In the entries below, find every line with the string "heeft" and copy it.

[Records from a dataset]
- - -

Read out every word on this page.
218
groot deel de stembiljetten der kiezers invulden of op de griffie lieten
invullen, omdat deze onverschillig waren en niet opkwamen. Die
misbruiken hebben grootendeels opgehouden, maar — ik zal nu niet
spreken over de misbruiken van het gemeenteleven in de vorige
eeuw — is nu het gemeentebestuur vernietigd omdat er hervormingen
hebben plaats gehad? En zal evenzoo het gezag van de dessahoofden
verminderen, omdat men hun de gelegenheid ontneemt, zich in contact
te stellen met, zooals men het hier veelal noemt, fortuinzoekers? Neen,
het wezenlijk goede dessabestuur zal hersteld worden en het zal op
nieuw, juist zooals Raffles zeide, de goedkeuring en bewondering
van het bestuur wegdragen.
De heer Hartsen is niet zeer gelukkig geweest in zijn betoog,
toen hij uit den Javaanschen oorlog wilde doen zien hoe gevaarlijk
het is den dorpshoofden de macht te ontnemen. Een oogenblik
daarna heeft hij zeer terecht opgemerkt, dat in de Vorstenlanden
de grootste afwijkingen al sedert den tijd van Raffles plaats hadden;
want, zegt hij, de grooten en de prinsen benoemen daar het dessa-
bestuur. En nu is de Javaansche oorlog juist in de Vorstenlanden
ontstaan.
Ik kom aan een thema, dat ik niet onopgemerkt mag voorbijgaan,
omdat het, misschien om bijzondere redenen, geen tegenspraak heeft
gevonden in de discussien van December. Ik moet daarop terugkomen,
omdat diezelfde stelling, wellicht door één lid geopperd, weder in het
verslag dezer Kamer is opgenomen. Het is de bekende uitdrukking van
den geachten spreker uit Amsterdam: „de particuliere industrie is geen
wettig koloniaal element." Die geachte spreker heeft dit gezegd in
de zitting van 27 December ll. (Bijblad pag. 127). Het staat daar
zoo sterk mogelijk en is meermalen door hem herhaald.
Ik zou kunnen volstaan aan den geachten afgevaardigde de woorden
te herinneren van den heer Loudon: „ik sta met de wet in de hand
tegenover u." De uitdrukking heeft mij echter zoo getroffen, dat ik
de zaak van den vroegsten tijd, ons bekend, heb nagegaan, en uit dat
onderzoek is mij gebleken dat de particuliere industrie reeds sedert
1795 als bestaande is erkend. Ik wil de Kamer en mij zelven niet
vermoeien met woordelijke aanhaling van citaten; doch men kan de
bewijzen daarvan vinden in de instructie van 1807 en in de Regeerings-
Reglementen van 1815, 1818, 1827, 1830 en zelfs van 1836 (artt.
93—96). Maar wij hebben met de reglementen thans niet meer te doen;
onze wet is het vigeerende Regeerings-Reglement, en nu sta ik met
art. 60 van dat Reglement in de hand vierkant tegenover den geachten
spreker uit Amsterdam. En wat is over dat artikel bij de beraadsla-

- - -

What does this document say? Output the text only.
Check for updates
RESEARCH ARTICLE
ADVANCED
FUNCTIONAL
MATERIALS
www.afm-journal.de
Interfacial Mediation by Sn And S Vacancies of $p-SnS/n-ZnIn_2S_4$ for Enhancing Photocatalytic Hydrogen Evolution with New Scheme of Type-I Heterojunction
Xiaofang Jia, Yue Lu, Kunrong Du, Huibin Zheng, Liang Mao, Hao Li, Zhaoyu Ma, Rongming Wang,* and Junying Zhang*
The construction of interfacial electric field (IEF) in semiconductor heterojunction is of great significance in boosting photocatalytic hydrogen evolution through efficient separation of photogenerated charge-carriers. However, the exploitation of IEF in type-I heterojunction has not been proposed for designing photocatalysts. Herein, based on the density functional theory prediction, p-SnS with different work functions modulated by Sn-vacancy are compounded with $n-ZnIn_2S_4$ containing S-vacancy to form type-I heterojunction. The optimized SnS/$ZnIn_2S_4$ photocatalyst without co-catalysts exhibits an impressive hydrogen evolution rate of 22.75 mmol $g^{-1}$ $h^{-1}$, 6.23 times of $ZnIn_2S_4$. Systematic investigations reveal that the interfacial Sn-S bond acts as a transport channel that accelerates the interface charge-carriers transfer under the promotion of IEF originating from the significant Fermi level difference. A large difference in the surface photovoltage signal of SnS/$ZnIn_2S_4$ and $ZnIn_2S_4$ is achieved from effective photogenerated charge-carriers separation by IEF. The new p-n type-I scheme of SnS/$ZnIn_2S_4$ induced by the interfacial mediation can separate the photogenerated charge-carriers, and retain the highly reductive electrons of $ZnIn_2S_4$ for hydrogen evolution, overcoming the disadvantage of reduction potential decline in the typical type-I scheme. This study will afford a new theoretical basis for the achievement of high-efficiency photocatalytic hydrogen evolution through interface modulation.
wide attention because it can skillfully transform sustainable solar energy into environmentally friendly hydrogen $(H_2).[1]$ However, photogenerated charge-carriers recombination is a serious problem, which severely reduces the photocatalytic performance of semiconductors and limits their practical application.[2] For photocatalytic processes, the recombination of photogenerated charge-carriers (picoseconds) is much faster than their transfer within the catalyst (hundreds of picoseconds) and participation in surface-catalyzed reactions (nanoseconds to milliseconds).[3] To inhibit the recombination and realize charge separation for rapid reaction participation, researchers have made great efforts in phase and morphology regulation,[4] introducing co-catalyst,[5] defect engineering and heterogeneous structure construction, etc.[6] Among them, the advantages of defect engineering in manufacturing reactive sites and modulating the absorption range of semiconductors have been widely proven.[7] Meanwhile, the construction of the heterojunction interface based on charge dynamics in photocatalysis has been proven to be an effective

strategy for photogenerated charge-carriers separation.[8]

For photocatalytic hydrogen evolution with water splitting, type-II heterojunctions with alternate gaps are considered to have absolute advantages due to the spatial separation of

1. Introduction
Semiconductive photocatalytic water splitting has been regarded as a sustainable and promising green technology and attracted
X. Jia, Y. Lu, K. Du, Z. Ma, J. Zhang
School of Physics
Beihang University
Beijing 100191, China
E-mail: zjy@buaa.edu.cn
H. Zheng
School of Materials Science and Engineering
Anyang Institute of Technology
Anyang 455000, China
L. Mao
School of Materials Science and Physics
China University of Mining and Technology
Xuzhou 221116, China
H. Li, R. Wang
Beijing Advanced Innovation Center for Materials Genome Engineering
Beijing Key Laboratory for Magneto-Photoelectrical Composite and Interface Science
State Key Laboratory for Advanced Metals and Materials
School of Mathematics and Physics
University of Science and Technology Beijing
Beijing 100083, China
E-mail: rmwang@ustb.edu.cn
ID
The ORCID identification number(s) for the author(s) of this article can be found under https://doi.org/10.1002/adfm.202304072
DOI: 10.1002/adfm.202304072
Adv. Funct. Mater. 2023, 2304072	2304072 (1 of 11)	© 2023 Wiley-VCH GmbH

- - -

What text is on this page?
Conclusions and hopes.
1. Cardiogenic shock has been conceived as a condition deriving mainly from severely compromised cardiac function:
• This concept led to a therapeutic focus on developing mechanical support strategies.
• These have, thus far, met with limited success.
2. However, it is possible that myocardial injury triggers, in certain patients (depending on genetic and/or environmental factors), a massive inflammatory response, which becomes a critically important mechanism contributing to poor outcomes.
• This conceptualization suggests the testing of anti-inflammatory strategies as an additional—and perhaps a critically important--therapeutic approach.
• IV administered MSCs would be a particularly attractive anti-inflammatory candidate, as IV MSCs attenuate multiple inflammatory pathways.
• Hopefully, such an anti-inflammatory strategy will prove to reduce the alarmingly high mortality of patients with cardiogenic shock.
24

- - -

Finished exercise -
daarna heeft hij zeer terecht opgemerkt, dat in de Vorstenlanden
omdat het, misschien om bijzondere redenen, geen tegenspraak heeft
wettig koloniaal element." Die geachte spreker heeft dit gezegd in
tegenover u." De uitdrukking heeft mij echter zoo getroffen, dat ik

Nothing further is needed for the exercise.